Challenge — Review the material and extract every line in which the word "output" occurs.

[Saved entries]
—————
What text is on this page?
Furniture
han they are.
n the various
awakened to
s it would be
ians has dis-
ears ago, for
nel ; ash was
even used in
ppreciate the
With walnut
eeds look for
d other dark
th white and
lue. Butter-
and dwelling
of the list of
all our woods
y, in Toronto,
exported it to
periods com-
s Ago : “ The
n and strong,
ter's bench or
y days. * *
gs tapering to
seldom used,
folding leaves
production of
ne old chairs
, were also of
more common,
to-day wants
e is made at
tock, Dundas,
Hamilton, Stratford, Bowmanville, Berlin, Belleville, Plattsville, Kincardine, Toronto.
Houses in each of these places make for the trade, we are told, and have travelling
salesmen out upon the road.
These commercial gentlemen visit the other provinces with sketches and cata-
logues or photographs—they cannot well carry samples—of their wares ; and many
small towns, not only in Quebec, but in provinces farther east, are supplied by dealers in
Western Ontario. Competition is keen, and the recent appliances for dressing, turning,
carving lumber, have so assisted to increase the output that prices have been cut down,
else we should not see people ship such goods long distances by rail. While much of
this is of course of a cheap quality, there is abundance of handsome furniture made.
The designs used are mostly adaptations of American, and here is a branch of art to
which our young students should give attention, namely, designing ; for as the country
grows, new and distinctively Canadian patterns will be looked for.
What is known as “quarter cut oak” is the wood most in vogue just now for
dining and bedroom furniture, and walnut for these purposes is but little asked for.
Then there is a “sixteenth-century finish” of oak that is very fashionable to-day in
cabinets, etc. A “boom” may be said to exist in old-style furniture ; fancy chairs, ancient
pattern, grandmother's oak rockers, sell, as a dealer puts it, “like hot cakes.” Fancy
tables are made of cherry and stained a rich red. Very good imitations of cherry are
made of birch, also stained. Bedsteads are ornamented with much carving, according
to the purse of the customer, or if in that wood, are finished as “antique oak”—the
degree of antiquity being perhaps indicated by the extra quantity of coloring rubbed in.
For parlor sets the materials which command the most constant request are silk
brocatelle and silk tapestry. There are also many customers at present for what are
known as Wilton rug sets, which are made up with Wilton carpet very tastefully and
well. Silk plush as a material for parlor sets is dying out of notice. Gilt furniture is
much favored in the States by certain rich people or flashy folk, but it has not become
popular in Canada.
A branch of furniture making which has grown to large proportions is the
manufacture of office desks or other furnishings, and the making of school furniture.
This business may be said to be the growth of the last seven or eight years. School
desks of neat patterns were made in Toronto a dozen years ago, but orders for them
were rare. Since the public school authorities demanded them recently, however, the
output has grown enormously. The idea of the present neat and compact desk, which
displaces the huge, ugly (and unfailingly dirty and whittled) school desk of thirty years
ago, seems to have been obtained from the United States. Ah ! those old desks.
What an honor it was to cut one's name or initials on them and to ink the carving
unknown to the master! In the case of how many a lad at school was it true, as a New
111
—————
Answer to this task —
carving lumber, have so assisted to increase the output that prices have been cut down,
output has grown enormously. The idea of the present neat and compact desk, which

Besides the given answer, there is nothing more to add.